WRITTEN REQUEST
Using the listing below, please gather every line containing the word "date".
┄┄┄┄┄┄┄┄┄┄┄┄┄┄┄┄┄┄┄┄
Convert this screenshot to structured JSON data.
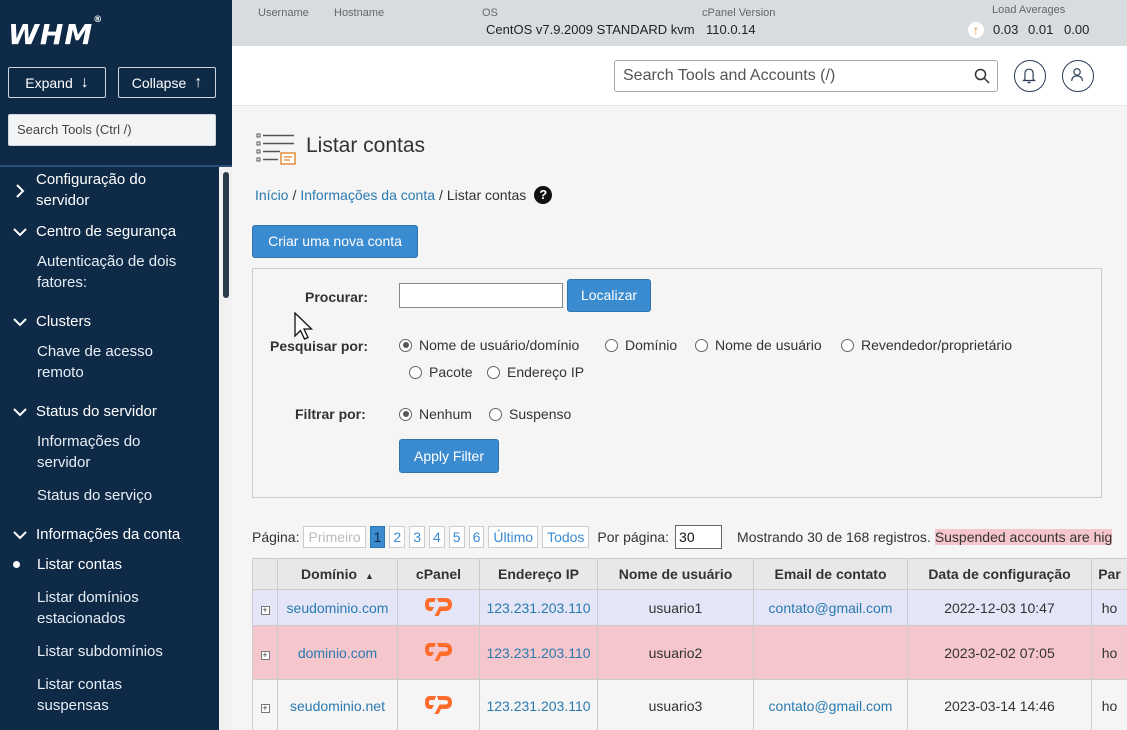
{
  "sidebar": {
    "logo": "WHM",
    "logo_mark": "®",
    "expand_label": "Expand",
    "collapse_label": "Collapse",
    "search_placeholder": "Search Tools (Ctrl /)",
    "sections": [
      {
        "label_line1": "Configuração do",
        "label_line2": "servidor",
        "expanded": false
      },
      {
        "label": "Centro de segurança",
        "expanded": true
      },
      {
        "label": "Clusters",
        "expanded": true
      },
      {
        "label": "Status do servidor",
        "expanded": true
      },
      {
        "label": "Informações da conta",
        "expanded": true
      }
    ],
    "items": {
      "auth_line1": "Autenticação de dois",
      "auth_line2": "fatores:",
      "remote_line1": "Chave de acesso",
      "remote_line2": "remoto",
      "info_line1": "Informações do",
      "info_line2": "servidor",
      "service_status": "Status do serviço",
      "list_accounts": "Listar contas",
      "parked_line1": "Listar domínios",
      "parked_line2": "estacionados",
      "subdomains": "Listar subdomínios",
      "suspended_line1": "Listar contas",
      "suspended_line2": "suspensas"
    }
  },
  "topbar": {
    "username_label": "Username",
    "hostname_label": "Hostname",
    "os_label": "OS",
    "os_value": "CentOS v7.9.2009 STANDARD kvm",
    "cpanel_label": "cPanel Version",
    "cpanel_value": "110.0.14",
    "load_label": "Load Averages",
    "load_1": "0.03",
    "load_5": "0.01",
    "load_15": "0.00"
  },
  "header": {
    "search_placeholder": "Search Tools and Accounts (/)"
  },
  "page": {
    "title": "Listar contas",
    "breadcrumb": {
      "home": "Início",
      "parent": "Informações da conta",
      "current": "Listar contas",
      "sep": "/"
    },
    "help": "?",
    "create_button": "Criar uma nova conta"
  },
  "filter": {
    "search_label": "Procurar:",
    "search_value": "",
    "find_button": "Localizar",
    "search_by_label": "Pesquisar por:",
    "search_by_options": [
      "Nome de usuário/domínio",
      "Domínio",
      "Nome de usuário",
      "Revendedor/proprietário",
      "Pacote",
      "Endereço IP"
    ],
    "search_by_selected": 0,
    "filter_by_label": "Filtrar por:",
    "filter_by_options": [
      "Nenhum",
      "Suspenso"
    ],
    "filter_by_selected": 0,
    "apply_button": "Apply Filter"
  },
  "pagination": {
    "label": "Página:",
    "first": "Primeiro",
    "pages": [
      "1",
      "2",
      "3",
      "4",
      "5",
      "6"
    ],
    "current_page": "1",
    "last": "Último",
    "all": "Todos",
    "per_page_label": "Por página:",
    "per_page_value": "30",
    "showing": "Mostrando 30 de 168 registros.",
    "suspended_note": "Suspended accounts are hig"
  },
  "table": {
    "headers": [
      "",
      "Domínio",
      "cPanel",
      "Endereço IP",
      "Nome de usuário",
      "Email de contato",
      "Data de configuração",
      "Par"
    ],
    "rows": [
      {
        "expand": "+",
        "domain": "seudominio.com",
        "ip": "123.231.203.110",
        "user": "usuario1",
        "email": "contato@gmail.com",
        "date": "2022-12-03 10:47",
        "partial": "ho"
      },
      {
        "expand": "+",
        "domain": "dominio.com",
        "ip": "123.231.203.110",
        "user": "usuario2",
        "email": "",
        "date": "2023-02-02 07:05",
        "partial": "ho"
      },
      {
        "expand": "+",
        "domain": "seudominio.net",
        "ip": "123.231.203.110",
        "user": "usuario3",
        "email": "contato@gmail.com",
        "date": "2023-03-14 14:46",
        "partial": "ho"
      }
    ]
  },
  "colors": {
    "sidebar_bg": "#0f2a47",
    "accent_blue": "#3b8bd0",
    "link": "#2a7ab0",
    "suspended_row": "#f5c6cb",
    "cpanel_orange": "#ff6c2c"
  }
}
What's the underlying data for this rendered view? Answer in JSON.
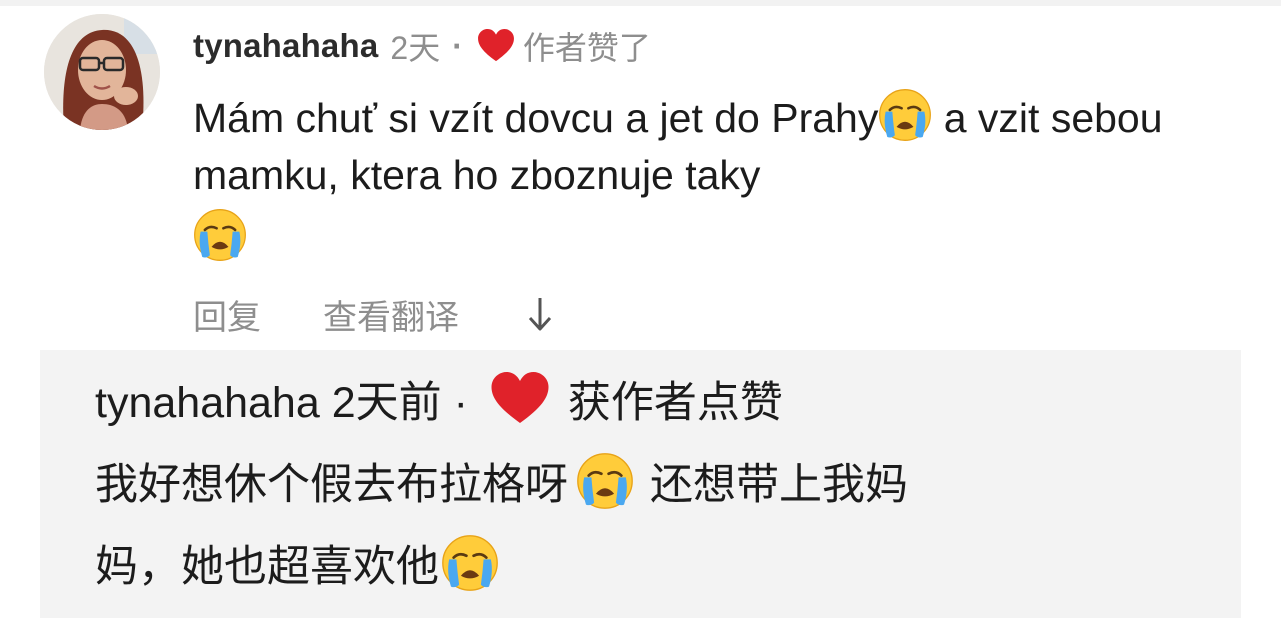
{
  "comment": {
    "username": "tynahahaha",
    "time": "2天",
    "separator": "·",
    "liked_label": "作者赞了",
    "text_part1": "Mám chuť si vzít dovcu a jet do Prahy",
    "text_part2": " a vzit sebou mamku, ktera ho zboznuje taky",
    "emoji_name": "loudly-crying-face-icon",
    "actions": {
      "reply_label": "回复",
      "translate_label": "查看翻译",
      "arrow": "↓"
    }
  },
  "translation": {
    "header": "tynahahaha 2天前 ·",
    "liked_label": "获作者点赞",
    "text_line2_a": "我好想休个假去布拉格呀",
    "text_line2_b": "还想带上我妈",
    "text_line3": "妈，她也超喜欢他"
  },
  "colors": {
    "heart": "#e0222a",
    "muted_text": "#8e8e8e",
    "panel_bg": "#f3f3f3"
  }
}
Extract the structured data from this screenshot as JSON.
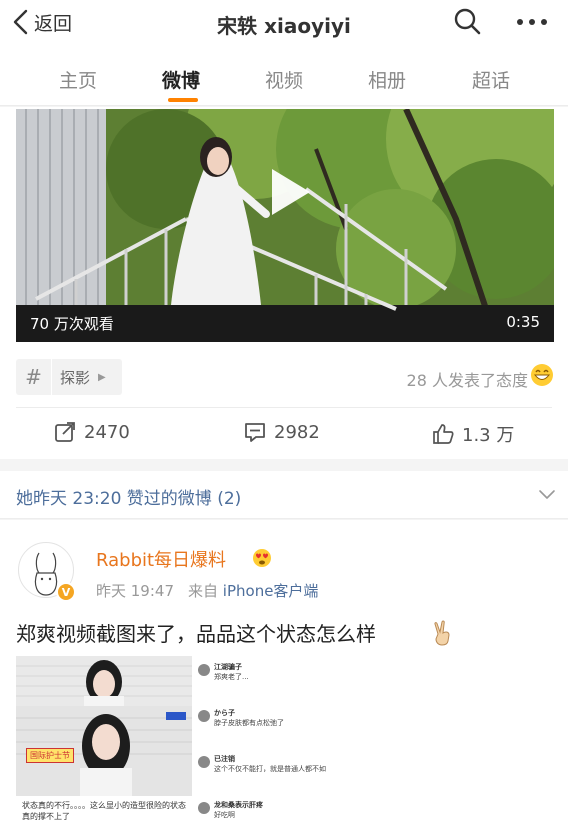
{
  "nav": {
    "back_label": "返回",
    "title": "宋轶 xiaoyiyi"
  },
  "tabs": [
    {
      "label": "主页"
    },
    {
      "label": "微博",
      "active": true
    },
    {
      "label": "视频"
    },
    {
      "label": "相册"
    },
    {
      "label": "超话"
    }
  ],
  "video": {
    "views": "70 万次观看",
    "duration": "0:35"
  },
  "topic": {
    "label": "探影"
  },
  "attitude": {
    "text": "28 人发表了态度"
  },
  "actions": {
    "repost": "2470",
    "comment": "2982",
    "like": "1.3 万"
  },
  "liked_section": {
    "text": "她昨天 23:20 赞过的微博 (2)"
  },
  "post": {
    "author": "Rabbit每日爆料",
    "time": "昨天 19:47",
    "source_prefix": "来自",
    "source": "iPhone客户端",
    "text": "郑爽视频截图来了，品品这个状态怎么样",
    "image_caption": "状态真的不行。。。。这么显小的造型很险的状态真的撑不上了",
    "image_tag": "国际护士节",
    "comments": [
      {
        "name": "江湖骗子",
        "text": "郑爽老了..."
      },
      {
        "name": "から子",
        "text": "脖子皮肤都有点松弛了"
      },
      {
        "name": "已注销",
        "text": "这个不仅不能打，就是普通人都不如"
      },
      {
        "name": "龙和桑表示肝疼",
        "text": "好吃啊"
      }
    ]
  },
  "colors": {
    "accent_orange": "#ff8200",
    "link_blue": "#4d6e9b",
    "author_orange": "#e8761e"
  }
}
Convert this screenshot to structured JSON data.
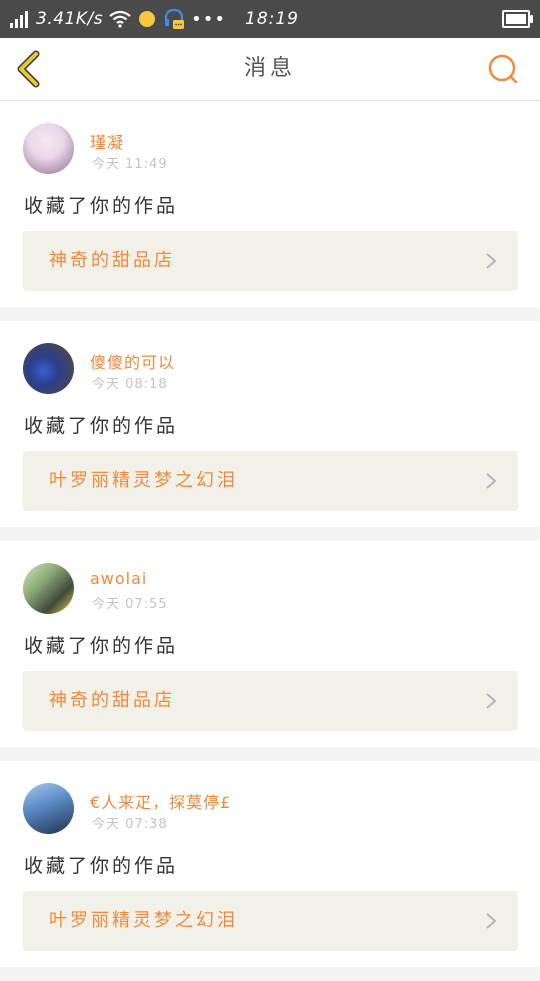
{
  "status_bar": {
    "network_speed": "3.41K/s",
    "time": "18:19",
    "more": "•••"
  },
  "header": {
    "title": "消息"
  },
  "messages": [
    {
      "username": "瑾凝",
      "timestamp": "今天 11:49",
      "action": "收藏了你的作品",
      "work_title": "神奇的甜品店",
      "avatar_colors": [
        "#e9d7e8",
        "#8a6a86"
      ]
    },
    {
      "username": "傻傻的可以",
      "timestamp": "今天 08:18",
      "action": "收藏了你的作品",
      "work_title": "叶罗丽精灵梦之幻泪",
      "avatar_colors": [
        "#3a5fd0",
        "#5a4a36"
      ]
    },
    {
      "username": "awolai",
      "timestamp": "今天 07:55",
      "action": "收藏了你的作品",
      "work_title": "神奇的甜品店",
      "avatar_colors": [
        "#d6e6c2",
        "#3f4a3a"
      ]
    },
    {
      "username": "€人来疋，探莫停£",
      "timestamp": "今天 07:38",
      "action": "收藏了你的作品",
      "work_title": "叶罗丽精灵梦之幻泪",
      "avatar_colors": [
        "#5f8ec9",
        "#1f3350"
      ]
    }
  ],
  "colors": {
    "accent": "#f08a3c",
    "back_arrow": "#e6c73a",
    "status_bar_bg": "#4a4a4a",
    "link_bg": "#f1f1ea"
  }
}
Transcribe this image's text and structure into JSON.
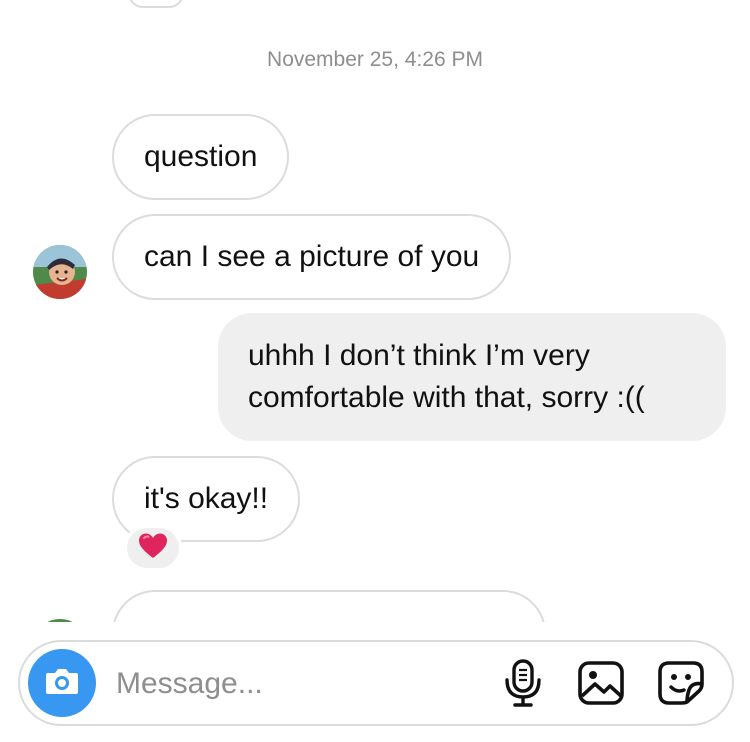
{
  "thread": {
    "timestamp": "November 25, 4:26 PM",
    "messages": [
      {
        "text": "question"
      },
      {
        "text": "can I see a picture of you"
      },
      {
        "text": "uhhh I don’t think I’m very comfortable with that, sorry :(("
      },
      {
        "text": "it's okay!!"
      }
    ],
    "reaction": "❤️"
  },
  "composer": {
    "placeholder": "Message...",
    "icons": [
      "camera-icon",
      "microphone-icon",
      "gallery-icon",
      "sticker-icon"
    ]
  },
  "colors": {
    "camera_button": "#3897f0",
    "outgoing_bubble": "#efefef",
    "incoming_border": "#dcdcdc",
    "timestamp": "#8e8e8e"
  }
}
┄┄┄┄┄┄┄┄┄┄┄┄┄┄┄┄┄┄┄┄
TASK RESPONSE
        "date": "2022-12-03 10:47",
        "date": "2023-02-02 07:05",
        "date": "2023-03-14 14:46",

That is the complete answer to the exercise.